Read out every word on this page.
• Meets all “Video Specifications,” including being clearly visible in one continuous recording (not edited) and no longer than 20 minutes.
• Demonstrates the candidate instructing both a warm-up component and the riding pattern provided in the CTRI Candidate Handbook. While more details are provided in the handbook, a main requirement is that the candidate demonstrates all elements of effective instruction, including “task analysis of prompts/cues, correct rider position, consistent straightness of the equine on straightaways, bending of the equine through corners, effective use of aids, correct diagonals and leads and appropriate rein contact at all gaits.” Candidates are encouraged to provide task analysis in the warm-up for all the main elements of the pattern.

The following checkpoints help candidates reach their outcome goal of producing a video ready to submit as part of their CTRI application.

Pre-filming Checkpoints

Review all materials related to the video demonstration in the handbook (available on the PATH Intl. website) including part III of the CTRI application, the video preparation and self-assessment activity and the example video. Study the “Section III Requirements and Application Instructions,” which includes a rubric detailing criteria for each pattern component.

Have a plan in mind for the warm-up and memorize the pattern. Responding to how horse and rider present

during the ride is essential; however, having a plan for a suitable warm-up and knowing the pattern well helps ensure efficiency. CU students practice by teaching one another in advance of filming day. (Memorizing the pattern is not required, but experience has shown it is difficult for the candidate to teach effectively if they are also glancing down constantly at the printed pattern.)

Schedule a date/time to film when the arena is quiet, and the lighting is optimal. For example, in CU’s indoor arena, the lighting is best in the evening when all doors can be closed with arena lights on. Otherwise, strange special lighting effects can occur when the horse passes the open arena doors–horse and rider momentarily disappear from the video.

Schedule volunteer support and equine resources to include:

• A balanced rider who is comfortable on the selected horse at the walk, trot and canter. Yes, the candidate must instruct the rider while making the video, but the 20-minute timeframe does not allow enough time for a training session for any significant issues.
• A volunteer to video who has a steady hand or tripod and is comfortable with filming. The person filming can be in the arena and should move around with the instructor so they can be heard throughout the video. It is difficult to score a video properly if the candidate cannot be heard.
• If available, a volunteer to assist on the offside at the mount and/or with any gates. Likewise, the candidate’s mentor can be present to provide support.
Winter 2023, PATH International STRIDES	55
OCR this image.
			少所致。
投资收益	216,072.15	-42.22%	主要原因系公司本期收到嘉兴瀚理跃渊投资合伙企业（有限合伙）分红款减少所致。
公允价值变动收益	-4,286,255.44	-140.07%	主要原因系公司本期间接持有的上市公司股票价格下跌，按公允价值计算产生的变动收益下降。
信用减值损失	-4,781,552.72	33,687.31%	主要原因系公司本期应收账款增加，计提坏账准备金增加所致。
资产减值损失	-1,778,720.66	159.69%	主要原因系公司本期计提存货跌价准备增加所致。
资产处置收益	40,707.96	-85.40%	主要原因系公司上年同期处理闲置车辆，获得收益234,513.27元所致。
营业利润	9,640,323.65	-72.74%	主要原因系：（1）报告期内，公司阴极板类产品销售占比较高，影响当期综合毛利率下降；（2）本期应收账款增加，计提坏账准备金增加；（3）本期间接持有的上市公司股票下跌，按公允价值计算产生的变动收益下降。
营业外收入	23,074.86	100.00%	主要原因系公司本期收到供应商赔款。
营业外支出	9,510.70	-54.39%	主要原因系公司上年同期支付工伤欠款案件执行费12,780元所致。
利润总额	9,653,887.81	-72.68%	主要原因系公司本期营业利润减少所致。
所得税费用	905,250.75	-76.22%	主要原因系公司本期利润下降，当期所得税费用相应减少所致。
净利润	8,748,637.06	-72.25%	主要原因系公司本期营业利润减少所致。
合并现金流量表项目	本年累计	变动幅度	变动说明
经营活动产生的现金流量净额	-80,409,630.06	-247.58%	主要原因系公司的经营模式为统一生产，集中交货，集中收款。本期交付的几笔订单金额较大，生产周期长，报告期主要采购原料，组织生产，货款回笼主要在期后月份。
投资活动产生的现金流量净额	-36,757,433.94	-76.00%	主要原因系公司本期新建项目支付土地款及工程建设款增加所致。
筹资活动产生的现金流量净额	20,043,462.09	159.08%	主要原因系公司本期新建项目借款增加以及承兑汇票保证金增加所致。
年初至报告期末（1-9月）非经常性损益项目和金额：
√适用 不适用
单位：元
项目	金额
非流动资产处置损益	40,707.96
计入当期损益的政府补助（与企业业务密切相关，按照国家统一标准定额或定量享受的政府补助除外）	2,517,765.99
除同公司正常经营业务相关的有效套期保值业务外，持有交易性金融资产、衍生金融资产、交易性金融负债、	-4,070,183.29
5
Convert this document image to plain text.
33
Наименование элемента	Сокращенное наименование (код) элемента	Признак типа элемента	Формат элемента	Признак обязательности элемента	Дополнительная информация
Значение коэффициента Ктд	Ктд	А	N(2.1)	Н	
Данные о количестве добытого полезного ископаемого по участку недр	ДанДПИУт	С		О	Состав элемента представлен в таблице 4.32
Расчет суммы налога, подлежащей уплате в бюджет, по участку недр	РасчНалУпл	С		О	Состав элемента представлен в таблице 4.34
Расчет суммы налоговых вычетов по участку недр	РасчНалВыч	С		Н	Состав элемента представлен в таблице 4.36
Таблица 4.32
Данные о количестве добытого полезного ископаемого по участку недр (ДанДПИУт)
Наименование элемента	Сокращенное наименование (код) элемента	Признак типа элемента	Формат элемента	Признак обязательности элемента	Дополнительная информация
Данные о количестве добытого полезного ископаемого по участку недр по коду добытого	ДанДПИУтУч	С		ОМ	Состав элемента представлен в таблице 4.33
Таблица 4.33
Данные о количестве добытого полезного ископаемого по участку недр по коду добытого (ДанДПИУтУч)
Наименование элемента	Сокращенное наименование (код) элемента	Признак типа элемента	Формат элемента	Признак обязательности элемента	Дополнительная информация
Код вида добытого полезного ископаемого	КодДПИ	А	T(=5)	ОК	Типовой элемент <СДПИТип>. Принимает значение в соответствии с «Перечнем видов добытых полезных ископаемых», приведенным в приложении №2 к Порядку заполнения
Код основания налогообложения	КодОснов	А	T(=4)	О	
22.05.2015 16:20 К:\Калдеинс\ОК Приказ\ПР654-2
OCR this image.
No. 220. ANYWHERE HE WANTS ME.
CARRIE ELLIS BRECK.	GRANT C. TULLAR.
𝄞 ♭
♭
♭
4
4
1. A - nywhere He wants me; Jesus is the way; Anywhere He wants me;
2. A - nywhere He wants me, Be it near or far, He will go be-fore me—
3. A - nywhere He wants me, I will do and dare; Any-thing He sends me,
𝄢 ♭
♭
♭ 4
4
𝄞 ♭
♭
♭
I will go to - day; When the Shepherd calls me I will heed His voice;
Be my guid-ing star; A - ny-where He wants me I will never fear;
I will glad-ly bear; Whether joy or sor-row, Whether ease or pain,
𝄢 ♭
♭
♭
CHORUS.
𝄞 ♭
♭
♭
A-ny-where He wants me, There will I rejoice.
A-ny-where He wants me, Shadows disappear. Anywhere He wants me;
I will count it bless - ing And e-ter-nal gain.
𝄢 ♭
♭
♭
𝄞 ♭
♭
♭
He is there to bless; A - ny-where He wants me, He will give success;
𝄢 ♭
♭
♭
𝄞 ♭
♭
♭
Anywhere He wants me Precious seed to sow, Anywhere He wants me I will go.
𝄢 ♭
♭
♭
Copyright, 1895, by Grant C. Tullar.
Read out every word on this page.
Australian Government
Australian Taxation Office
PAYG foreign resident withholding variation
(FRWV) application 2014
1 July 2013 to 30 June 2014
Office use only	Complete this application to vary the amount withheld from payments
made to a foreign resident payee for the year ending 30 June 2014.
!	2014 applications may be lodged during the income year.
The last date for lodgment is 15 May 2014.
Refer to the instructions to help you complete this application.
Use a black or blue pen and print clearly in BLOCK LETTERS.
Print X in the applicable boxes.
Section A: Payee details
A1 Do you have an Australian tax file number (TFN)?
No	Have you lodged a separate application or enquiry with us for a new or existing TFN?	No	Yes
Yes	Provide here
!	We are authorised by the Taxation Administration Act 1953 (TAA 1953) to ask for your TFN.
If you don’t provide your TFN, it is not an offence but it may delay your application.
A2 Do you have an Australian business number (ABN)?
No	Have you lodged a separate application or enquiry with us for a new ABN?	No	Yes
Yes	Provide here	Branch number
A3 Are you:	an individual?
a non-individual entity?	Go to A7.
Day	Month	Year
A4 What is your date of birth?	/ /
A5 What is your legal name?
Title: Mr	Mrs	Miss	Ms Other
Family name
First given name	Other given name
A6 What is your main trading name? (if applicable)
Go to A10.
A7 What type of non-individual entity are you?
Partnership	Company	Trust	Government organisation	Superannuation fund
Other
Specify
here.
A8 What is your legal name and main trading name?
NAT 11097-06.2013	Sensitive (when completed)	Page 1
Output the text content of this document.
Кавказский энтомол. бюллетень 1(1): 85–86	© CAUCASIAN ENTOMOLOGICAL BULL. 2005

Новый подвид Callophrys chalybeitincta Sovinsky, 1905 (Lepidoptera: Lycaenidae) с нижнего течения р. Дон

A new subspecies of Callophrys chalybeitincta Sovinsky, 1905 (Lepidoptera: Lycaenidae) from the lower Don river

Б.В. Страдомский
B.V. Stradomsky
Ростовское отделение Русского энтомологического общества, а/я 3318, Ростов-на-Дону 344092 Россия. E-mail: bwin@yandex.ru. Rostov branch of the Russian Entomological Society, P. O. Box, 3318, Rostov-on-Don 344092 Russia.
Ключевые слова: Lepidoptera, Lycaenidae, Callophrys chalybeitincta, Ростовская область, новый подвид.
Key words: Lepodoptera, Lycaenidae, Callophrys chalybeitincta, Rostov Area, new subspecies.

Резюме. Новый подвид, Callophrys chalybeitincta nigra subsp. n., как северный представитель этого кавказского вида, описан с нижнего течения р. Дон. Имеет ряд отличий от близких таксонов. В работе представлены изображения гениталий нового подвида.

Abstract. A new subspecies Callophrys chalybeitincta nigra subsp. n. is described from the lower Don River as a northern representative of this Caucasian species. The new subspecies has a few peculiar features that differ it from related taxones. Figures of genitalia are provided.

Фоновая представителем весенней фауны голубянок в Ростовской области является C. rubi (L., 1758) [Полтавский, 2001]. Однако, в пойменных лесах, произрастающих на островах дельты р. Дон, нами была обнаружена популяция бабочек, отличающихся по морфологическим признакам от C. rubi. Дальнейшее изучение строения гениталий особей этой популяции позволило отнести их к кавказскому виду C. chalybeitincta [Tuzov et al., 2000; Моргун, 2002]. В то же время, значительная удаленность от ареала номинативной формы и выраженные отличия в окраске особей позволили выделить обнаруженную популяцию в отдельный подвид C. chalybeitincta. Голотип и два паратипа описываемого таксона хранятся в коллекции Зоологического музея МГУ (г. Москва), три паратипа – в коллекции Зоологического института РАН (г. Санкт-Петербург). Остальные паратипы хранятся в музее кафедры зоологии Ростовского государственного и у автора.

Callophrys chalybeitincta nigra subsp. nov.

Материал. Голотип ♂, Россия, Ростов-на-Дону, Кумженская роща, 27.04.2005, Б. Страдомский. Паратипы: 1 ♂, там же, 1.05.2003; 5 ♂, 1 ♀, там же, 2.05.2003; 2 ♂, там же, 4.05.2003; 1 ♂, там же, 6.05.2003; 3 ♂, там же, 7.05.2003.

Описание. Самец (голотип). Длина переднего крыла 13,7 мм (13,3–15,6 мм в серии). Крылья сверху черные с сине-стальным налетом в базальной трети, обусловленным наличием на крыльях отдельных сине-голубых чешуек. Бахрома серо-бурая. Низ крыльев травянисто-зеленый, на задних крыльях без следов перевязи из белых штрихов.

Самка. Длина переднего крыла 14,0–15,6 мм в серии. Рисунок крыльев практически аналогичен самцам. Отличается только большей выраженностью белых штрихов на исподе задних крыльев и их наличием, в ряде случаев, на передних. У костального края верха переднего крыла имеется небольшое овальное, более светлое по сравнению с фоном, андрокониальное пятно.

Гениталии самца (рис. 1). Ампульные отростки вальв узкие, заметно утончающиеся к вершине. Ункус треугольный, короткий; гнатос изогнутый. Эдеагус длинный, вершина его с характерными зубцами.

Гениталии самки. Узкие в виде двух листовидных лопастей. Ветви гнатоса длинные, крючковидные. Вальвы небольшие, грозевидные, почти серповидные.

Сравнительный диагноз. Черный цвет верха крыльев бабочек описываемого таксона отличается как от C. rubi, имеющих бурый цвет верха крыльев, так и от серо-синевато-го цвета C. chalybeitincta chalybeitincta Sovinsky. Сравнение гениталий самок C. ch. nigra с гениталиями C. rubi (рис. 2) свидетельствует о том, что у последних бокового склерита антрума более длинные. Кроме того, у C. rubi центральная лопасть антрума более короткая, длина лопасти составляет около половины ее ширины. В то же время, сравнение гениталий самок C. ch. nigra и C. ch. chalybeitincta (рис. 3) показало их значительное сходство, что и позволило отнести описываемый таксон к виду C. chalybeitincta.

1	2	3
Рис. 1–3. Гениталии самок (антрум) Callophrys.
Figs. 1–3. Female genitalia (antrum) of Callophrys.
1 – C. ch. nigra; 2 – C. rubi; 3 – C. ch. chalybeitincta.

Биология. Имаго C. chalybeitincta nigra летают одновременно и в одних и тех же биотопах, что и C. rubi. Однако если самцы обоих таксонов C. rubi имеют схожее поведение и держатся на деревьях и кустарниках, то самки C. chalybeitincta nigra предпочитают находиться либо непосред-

· · · · · · ·

■ WRITTEN TASK: Search the data above for lines holding "Office" and copy each of them.

■ REPLY:
Australian Taxation Office
Office use only	Complete this application to vary the amount withheld from payments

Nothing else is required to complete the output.